* [TASK DESCRIPTION]: Filter for the word "what" and keep each matching line.

EXERCISE INPUT start

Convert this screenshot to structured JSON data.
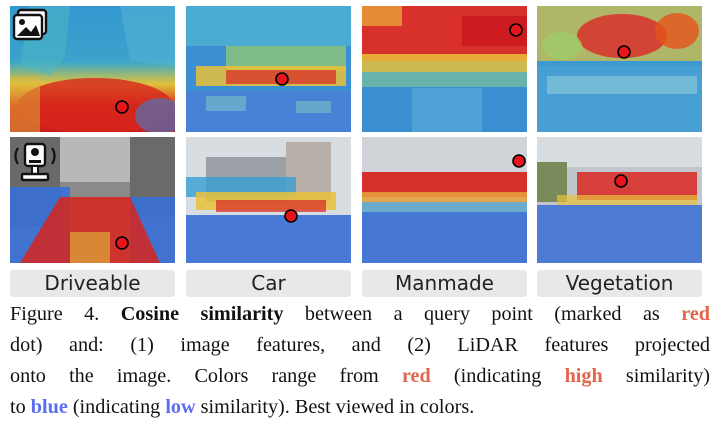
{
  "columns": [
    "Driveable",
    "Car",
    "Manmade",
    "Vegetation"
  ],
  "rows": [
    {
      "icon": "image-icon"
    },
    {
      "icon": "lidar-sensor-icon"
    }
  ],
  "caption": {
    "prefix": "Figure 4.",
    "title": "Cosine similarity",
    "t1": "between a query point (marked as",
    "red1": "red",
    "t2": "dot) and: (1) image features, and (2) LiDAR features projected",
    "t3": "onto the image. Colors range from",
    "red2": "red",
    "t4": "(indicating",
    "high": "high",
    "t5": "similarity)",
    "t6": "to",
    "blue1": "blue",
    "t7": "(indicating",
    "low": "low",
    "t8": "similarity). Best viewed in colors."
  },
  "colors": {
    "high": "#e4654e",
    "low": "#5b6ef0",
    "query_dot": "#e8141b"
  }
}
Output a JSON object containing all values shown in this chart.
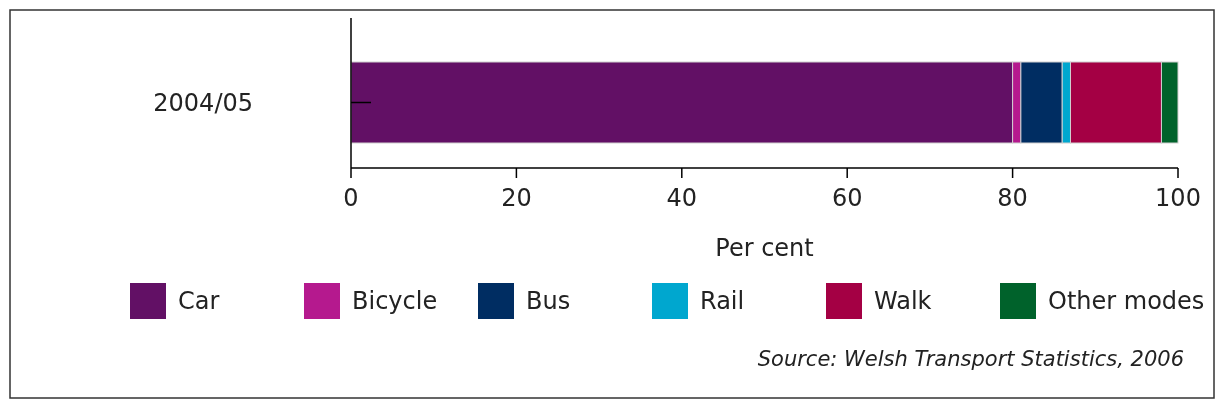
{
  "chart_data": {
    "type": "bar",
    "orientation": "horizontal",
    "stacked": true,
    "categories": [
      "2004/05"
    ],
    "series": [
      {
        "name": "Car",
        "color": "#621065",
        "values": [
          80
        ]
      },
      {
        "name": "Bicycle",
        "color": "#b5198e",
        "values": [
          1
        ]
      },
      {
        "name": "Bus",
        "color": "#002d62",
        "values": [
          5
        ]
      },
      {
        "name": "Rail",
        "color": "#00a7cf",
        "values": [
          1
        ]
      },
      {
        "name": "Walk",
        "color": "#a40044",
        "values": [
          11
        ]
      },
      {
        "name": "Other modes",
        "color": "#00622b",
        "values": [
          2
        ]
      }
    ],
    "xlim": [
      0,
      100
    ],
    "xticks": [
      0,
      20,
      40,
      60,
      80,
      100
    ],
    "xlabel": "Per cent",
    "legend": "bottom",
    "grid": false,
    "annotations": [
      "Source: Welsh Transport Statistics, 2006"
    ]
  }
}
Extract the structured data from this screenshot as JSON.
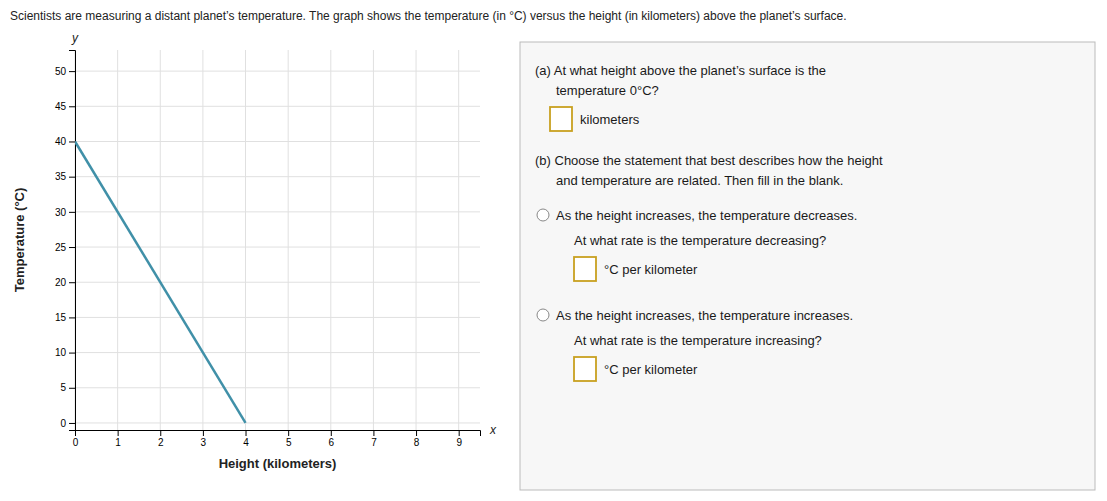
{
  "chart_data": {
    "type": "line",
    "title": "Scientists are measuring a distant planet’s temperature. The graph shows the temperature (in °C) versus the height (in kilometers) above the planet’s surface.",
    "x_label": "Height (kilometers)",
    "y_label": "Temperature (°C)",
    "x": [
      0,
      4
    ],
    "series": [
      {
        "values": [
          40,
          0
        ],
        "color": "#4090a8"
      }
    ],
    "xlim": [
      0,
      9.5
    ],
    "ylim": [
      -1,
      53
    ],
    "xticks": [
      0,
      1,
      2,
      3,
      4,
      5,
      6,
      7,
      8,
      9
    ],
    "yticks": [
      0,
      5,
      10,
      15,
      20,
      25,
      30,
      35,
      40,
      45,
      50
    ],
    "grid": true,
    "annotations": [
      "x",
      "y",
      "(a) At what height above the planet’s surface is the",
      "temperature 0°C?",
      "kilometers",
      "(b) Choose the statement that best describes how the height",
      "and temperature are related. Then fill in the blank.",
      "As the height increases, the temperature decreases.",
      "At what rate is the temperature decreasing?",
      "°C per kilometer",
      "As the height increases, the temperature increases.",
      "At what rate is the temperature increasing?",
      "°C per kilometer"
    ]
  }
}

EXERCISE INPUT end

* [RESULT BELOW]:
      "(a) At what height above the planet’s surface is the",
      "At what rate is the temperature decreasing?",
      "At what rate is the temperature increasing?",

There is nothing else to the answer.